== DATASET ENTRIES ==
=====
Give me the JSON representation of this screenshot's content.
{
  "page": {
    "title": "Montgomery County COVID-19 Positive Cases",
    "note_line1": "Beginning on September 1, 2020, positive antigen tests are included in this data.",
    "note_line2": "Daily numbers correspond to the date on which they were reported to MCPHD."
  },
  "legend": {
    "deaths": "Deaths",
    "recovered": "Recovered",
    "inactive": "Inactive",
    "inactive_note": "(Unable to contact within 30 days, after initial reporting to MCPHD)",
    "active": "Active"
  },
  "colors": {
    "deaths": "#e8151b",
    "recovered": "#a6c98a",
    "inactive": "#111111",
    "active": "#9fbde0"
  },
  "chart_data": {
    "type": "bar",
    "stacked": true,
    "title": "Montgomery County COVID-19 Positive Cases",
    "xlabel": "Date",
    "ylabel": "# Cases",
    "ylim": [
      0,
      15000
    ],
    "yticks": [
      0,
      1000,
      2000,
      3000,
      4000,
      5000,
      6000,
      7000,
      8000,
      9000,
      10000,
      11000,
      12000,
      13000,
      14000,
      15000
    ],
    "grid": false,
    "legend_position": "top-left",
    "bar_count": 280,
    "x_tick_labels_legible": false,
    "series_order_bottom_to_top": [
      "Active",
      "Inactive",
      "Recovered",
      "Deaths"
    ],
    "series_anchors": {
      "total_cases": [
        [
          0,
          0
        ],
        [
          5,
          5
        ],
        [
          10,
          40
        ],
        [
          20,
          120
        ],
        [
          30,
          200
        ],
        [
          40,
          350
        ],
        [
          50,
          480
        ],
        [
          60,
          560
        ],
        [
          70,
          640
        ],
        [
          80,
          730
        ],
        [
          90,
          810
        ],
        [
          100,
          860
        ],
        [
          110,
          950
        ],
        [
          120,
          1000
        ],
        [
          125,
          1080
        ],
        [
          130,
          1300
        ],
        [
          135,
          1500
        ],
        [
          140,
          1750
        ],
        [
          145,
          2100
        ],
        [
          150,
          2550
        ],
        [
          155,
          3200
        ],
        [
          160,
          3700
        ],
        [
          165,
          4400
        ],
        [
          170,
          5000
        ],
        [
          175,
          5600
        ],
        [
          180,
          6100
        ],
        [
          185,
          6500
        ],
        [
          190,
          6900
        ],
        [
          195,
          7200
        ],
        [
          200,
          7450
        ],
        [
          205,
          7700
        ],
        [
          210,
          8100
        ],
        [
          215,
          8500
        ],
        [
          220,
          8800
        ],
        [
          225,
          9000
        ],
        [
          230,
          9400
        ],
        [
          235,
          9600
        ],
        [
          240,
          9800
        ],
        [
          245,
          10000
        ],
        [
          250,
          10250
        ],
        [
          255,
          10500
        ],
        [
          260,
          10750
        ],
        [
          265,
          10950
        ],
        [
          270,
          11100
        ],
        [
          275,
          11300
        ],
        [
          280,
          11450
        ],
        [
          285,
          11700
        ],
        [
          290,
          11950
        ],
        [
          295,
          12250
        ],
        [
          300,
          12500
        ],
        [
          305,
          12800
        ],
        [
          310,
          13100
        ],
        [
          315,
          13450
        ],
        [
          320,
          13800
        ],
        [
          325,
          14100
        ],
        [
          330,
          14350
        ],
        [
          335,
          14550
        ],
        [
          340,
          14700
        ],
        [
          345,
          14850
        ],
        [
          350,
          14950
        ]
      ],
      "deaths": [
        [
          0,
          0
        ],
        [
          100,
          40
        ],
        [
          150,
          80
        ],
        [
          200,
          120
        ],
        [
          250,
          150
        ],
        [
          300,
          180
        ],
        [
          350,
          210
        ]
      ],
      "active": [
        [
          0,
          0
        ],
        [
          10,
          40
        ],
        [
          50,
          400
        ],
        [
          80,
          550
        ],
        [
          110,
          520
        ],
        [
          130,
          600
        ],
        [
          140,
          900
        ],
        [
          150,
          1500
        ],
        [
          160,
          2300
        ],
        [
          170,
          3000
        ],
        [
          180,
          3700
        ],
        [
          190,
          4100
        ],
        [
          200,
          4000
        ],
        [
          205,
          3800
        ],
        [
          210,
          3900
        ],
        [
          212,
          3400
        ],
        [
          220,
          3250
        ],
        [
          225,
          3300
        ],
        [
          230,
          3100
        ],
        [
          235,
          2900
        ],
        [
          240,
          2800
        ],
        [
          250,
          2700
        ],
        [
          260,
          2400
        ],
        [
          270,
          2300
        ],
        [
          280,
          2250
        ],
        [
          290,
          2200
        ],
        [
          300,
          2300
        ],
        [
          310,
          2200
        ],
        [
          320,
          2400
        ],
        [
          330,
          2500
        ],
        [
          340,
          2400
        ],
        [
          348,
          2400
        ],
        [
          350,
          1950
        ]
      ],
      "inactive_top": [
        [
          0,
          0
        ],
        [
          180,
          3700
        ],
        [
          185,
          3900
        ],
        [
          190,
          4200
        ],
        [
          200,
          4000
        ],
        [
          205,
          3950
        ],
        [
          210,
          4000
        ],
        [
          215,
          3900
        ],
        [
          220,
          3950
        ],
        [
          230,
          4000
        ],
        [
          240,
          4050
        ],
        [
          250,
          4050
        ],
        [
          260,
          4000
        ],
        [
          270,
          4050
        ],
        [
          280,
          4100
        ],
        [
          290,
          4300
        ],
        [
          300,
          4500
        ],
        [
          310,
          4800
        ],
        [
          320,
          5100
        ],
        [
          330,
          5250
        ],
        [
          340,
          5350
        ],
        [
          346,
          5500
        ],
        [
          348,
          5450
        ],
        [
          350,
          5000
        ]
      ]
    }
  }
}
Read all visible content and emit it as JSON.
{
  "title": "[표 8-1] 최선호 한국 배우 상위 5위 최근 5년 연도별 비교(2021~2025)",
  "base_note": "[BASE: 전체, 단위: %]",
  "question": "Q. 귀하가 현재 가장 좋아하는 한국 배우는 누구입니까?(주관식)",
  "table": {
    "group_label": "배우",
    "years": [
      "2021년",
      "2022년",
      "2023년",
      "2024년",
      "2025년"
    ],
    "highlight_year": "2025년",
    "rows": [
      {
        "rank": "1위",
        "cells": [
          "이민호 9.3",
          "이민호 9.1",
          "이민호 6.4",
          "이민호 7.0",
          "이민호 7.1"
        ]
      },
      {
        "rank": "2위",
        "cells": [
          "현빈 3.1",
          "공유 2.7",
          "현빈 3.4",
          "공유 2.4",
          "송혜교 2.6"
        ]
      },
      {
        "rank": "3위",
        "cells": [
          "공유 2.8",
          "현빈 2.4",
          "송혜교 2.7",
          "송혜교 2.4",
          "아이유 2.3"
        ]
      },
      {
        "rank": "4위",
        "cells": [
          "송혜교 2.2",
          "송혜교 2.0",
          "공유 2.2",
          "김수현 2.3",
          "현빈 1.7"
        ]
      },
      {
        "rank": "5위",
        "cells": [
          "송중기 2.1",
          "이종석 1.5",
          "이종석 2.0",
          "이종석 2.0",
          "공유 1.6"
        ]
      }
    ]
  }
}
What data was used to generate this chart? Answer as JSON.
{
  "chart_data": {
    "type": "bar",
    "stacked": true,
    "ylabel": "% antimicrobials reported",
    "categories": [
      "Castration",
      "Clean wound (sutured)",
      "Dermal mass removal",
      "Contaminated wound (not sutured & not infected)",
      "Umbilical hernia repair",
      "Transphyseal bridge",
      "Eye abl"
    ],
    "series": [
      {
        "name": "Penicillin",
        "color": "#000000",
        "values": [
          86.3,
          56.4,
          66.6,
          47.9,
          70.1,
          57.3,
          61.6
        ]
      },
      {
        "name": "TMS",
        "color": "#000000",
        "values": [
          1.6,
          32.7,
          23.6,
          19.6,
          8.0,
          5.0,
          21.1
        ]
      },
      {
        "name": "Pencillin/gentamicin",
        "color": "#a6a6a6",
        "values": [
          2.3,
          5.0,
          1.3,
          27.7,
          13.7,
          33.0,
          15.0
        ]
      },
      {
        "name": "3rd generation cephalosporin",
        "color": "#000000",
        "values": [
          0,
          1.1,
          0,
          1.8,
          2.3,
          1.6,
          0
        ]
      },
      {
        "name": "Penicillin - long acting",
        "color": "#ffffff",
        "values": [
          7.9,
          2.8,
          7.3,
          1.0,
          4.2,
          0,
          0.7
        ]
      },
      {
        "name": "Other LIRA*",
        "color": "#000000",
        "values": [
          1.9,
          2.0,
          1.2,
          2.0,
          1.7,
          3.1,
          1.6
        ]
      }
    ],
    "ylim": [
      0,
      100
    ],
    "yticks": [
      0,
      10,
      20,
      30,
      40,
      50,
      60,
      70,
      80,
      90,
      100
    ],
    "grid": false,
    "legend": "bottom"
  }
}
=====
== PROBLEM TO WORK ON ==
In the records above, find each line holding "ylabel" and copy it.

== THE OUTPUT ==
    "ylabel": "# Cases",
    "ylabel": "% antimicrobials reported",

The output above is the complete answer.